# START OF Records shown

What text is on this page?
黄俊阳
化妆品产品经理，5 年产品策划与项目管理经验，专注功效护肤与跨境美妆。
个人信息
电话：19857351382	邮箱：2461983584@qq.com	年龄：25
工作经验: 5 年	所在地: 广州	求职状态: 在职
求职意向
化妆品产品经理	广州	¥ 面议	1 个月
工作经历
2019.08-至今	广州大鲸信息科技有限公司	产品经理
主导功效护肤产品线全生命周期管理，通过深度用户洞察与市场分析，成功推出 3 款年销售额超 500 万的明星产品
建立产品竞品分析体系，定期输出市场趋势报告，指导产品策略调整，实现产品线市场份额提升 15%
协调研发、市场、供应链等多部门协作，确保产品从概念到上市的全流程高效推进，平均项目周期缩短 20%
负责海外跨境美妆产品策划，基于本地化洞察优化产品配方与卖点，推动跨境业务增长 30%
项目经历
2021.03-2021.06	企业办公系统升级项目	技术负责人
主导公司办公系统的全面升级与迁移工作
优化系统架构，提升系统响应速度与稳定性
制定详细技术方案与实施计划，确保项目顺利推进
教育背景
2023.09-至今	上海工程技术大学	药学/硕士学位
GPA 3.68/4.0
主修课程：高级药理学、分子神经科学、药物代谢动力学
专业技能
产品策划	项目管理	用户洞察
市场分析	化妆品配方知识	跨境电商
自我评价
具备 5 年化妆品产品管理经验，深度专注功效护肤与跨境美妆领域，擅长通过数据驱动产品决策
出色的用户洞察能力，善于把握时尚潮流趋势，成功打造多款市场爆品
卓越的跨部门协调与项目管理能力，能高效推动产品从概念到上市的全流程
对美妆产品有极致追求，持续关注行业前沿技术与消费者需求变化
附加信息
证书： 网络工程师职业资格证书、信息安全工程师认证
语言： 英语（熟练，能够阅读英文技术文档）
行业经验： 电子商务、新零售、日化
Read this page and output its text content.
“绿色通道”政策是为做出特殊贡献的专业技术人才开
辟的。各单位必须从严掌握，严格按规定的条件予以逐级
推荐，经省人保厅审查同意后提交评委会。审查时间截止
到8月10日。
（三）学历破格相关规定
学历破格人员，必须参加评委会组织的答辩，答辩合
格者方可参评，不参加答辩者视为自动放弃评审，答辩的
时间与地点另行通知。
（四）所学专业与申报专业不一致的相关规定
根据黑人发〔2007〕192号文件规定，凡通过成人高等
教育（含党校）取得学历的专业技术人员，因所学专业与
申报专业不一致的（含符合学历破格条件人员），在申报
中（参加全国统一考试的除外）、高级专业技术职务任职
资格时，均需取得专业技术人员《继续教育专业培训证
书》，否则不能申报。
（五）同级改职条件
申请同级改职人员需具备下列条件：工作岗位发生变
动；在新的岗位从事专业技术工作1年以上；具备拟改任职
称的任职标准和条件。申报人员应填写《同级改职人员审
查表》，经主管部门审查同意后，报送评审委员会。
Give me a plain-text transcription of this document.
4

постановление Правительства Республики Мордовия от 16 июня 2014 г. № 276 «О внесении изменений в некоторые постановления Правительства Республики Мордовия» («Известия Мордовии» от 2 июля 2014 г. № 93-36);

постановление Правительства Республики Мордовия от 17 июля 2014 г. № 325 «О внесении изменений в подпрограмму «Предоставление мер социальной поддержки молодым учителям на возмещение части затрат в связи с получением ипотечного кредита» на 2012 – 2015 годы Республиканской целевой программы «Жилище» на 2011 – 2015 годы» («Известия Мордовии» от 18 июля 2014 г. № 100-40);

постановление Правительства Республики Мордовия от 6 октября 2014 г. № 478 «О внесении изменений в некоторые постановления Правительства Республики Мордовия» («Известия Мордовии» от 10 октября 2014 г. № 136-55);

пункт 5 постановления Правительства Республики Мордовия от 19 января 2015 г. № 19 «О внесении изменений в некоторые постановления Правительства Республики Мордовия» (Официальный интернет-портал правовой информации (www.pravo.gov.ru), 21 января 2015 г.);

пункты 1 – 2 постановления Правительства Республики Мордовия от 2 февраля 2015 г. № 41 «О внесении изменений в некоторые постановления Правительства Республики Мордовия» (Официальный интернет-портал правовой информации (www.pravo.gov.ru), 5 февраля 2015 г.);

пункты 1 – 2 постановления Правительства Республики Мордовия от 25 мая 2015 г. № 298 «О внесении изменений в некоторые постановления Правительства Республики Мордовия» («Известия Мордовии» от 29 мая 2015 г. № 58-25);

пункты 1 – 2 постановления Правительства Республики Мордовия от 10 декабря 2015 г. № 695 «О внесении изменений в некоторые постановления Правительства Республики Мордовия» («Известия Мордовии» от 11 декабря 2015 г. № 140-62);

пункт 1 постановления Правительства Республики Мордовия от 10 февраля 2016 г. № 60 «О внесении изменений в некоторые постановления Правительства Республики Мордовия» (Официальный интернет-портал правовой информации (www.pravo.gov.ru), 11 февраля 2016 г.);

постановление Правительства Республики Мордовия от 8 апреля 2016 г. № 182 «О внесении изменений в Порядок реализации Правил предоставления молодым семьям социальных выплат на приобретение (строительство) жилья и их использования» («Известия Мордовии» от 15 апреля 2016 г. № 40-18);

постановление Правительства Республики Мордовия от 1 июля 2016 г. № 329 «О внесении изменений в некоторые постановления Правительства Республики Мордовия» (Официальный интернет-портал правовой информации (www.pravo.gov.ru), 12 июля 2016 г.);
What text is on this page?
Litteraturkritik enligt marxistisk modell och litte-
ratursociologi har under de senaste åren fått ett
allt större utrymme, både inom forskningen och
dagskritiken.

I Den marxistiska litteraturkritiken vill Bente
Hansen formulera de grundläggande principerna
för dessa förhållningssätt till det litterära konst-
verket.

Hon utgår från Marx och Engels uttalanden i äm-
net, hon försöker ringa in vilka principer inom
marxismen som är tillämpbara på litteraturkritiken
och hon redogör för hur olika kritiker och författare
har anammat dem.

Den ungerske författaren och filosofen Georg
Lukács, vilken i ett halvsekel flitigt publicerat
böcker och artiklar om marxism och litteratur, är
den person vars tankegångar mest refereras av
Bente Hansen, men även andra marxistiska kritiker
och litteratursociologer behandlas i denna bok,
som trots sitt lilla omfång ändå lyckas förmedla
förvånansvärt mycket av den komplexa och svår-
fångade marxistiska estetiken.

# END OF Records shown

§ Objective
Copy each line of the data that contains the word "inom".

§ Correct answer
allt större utrymme, både inom forskningen och
net, hon försöker ringa in vilka principer inom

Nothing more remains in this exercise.